> _REQUIREMENTS_
Each line containing the word "EFFeCT" must be reported.

> _SUPPLIED INFORMATION_
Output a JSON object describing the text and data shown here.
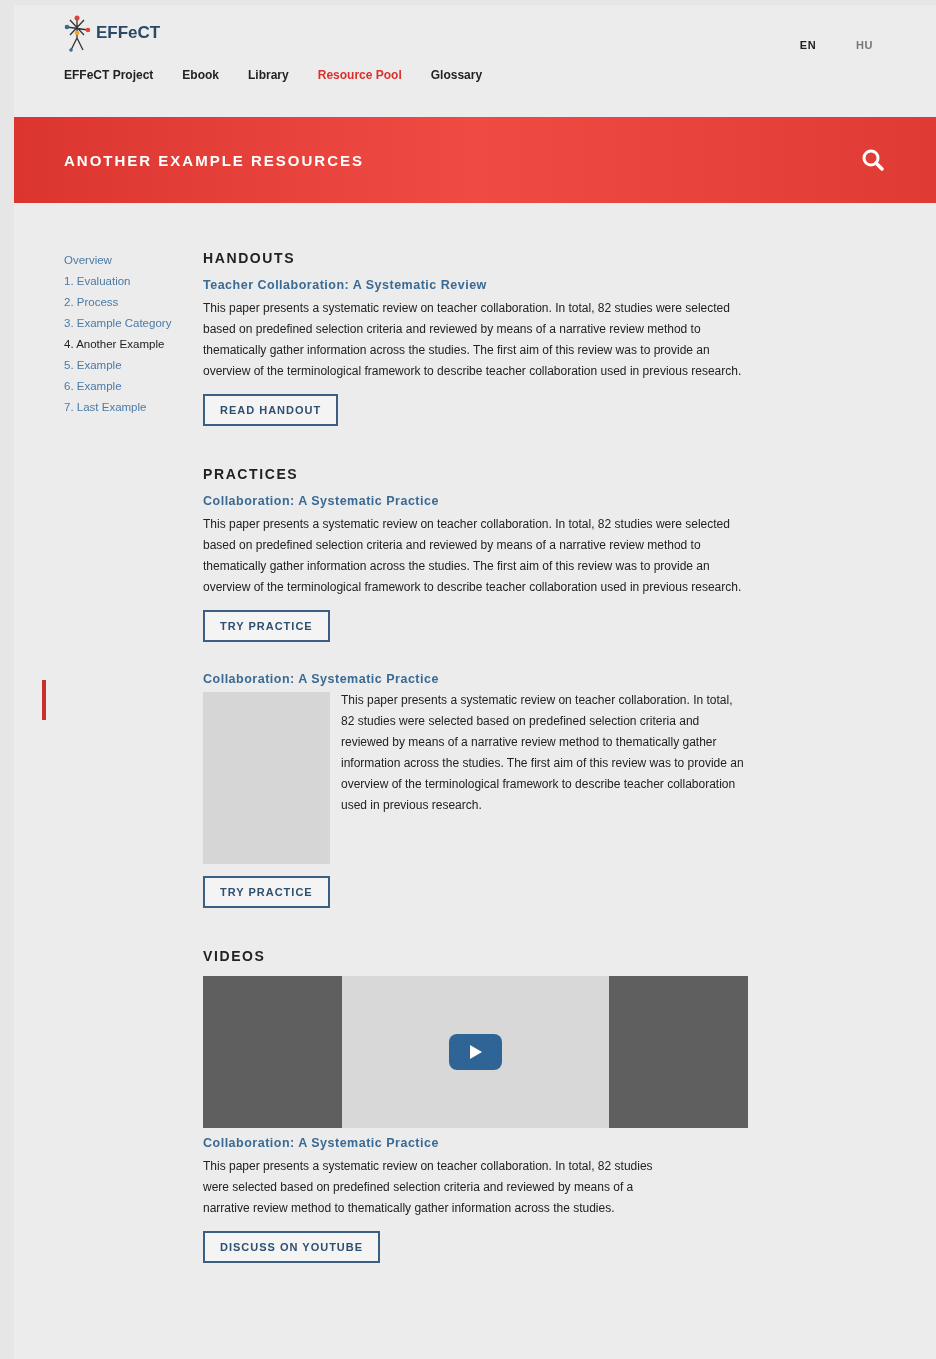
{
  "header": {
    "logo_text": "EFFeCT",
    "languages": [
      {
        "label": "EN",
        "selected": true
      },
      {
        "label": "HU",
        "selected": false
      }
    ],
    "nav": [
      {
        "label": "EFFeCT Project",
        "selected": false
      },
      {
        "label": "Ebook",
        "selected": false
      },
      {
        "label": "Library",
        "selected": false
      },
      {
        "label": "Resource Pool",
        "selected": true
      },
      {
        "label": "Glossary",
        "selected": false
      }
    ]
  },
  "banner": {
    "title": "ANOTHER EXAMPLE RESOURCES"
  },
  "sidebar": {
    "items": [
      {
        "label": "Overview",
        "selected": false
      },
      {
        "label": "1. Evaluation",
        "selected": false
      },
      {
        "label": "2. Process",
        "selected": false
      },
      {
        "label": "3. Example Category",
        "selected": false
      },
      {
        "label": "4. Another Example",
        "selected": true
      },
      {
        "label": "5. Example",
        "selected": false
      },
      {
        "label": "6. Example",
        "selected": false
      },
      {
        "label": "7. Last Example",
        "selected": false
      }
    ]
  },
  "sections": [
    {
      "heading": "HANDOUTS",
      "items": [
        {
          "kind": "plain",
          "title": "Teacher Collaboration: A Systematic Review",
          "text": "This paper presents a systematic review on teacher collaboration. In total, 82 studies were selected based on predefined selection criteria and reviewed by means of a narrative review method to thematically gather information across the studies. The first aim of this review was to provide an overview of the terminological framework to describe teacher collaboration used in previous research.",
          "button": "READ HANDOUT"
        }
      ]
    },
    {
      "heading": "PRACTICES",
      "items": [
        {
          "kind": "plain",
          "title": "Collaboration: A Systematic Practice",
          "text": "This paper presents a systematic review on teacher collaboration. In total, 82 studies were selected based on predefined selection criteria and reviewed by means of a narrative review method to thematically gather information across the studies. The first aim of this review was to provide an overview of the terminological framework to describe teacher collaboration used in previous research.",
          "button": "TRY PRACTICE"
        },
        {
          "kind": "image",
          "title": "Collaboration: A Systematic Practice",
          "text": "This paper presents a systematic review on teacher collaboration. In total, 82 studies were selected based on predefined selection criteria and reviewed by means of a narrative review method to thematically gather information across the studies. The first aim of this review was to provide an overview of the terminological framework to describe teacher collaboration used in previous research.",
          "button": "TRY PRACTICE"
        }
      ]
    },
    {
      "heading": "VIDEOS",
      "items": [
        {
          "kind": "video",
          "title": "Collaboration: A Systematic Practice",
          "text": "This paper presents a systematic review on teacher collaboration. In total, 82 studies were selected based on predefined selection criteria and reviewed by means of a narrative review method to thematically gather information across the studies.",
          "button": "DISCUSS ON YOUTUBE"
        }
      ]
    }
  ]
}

> _FINISHED ANSWER_
    "logo_text": "EFFeCT",
        "label": "EFFeCT Project",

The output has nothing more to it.